**STATED TASK**
Emit the data below verbatim, stripping out any pictures.
########################################
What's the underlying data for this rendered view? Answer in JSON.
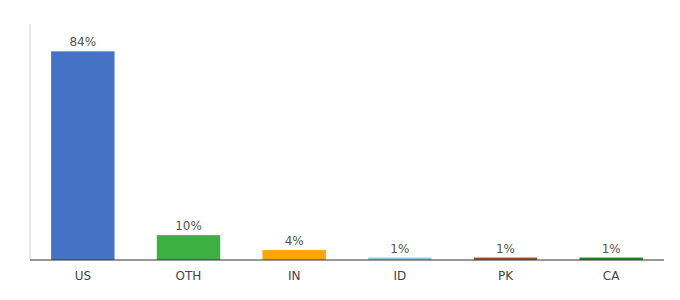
{
  "chart_data": {
    "type": "bar",
    "categories": [
      "US",
      "OTH",
      "IN",
      "ID",
      "PK",
      "CA"
    ],
    "values": [
      84,
      10,
      4,
      1,
      1,
      1
    ],
    "value_labels": [
      "84%",
      "10%",
      "4%",
      "1%",
      "1%",
      "1%"
    ],
    "colors": [
      "#4472C4",
      "#3CB043",
      "#FFA500",
      "#87CEEB",
      "#A0522D",
      "#228B22"
    ],
    "ylim": [
      0,
      95
    ],
    "data_labels": true,
    "tick_labels": "x"
  }
}
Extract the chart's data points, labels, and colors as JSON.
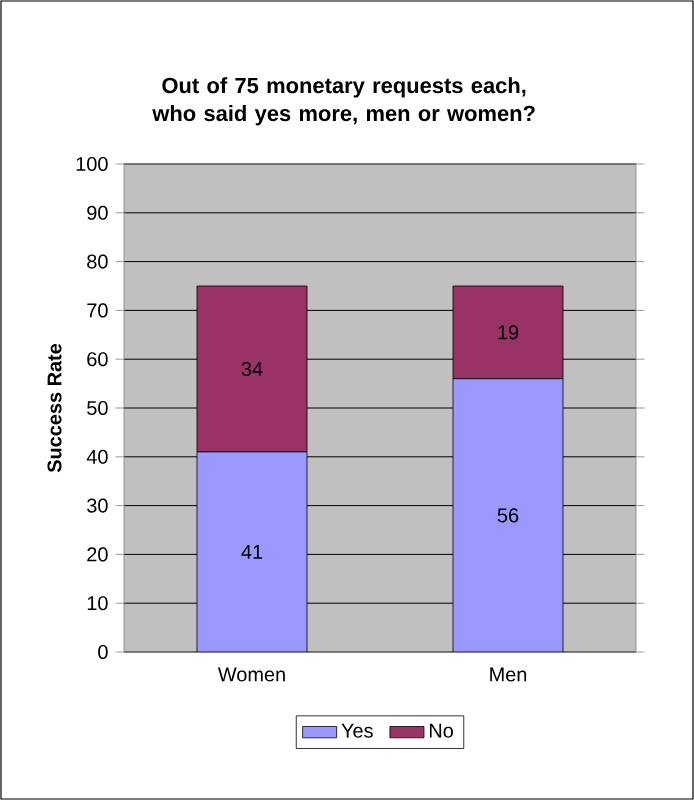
{
  "chart_data": {
    "type": "bar",
    "title": "Out of 75 monetary requests each, who said yes more, men or women?",
    "ylabel": "Success Rate",
    "categories": [
      "Women",
      "Men"
    ],
    "series": [
      {
        "name": "Yes",
        "color": "#9999ff",
        "values": [
          41,
          56
        ]
      },
      {
        "name": "No",
        "color": "#993366",
        "values": [
          34,
          19
        ]
      }
    ],
    "stacked": true,
    "data_labels": true,
    "ylim": [
      0,
      100
    ],
    "yticks": [
      0,
      10,
      20,
      30,
      40,
      50,
      60,
      70,
      80,
      90,
      100
    ],
    "grid": "y",
    "legend": "bottom"
  }
}
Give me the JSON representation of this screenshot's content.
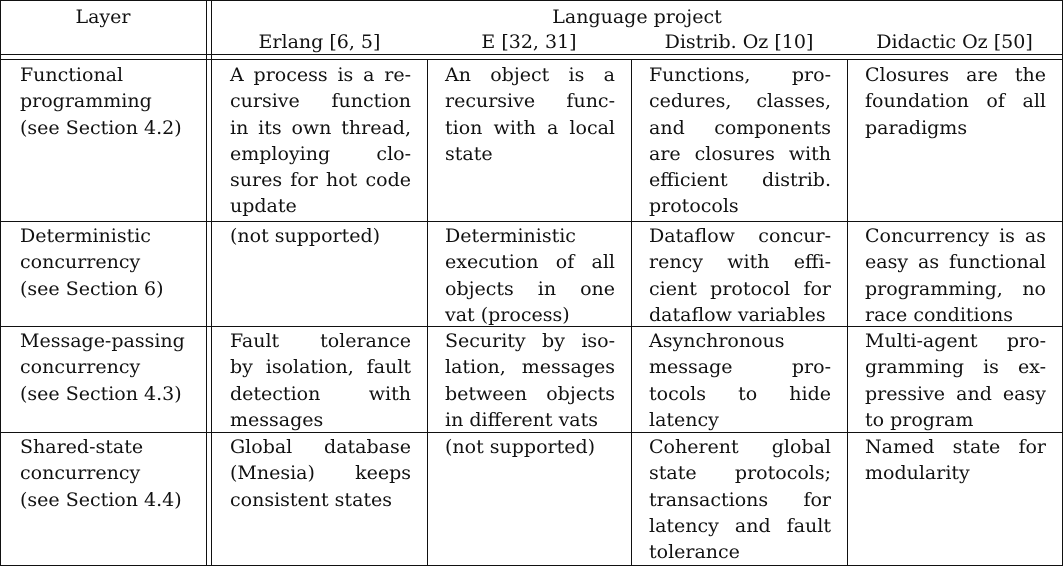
{
  "header": {
    "layer_label": "Layer",
    "project_label": "Language project",
    "columns": [
      "Erlang [6, 5]",
      "E [32, 31]",
      "Distrib. Oz [10]",
      "Didactic Oz [50]"
    ]
  },
  "rows": [
    {
      "layer": [
        "Functional",
        "programming",
        "(see Section 4.2)"
      ],
      "cells": [
        [
          "A process is a re-",
          "cursive function",
          "in its own thread,",
          "employing clo-",
          "sures for hot code",
          "update"
        ],
        [
          "An object is a",
          "recursive func-",
          "tion with a local",
          "state"
        ],
        [
          "Functions, pro-",
          "cedures, classes,",
          "and components",
          "are closures with",
          "efficient distrib.",
          "protocols"
        ],
        [
          "Closures are the",
          "foundation of all",
          "paradigms"
        ]
      ]
    },
    {
      "layer": [
        "Deterministic",
        "concurrency",
        "(see Section 6)"
      ],
      "cells": [
        [
          "(not supported)"
        ],
        [
          "Deterministic",
          "execution of all",
          "objects in one",
          "vat (process)"
        ],
        [
          "Dataflow concur-",
          "rency with effi-",
          "cient protocol for",
          "dataflow variables"
        ],
        [
          "Concurrency is as",
          "easy as functional",
          "programming, no",
          "race conditions"
        ]
      ]
    },
    {
      "layer": [
        "Message-passing",
        "concurrency",
        "(see Section 4.3)"
      ],
      "cells": [
        [
          "Fault tolerance",
          "by isolation, fault",
          "detection with",
          "messages"
        ],
        [
          "Security by iso-",
          "lation, messages",
          "between objects",
          "in different vats"
        ],
        [
          "Asynchronous",
          "message pro-",
          "tocols to hide",
          "latency"
        ],
        [
          "Multi-agent pro-",
          "gramming is ex-",
          "pressive and easy",
          "to program"
        ]
      ]
    },
    {
      "layer": [
        "Shared-state",
        "concurrency",
        "(see Section 4.4)"
      ],
      "cells": [
        [
          "Global database",
          "(Mnesia) keeps",
          "consistent states"
        ],
        [
          "(not supported)"
        ],
        [
          "Coherent global",
          "state protocols;",
          "transactions for",
          "latency and fault",
          "tolerance"
        ],
        [
          "Named state for",
          "modularity"
        ]
      ]
    }
  ]
}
########################################
**ANSWER BELOW**
What's the underlying data for this rendered view? Answer in JSON.
{
  "chart_data": {
    "type": "bar",
    "categories": [
      "US",
      "OTH",
      "IN",
      "ID",
      "PK",
      "CA"
    ],
    "values": [
      84,
      10,
      4,
      1,
      1,
      1
    ],
    "value_labels": [
      "84%",
      "10%",
      "4%",
      "1%",
      "1%",
      "1%"
    ],
    "colors": [
      "#4472C4",
      "#3CB043",
      "#FFA500",
      "#87CEEB",
      "#A0522D",
      "#228B22"
    ],
    "ylim": [
      0,
      95
    ],
    "data_labels": true,
    "tick_labels": "x"
  }
}
Extract the chart's data points, labels, and colors as JSON.
{
  "chart_data": {
    "type": "bar",
    "title": "Out of 75 monetary requests each, who said yes more, men or women?",
    "ylabel": "Success Rate",
    "categories": [
      "Women",
      "Men"
    ],
    "series": [
      {
        "name": "Yes",
        "color": "#9999ff",
        "values": [
          41,
          56
        ]
      },
      {
        "name": "No",
        "color": "#993366",
        "values": [
          34,
          19
        ]
      }
    ],
    "stacked": true,
    "data_labels": true,
    "ylim": [
      0,
      100
    ],
    "yticks": [
      0,
      10,
      20,
      30,
      40,
      50,
      60,
      70,
      80,
      90,
      100
    ],
    "grid": "y",
    "legend": "bottom"
  }
}
Give me the JSON representation of this screenshot's content.
{
  "header": {
    "layer_label": "Layer",
    "project_label": "Language project",
    "columns": [
      "Erlang [6, 5]",
      "E [32, 31]",
      "Distrib. Oz [10]",
      "Didactic Oz [50]"
    ]
  },
  "rows": [
    {
      "layer": [
        "Functional",
        "programming",
        "(see Section 4.2)"
      ],
      "cells": [
        [
          "A process is a re-",
          "cursive function",
          "in its own thread,",
          "employing clo-",
          "sures for hot code",
          "update"
        ],
        [
          "An object is a",
          "recursive func-",
          "tion with a local",
          "state"
        ],
        [
          "Functions, pro-",
          "cedures, classes,",
          "and components",
          "are closures with",
          "efficient distrib.",
          "protocols"
        ],
        [
          "Closures are the",
          "foundation of all",
          "paradigms"
        ]
      ]
    },
    {
      "layer": [
        "Deterministic",
        "concurrency",
        "(see Section 6)"
      ],
      "cells": [
        [
          "(not supported)"
        ],
        [
          "Deterministic",
          "execution of all",
          "objects in one",
          "vat (process)"
        ],
        [
          "Dataflow concur-",
          "rency with effi-",
          "cient protocol for",
          "dataflow variables"
        ],
        [
          "Concurrency is as",
          "easy as functional",
          "programming, no",
          "race conditions"
        ]
      ]
    },
    {
      "layer": [
        "Message-passing",
        "concurrency",
        "(see Section 4.3)"
      ],
      "cells": [
        [
          "Fault tolerance",
          "by isolation, fault",
          "detection with",
          "messages"
        ],
        [
          "Security by iso-",
          "lation, messages",
          "between objects",
          "in different vats"
        ],
        [
          "Asynchronous",
          "message pro-",
          "tocols to hide",
          "latency"
        ],
        [
          "Multi-agent pro-",
          "gramming is ex-",
          "pressive and easy",
          "to program"
        ]
      ]
    },
    {
      "layer": [
        "Shared-state",
        "concurrency",
        "(see Section 4.4)"
      ],
      "cells": [
        [
          "Global database",
          "(Mnesia) keeps",
          "consistent states"
        ],
        [
          "(not supported)"
        ],
        [
          "Coherent global",
          "state protocols;",
          "transactions for",
          "latency and fault",
          "tolerance"
        ],
        [
          "Named state for",
          "modularity"
        ]
      ]
    }
  ]
}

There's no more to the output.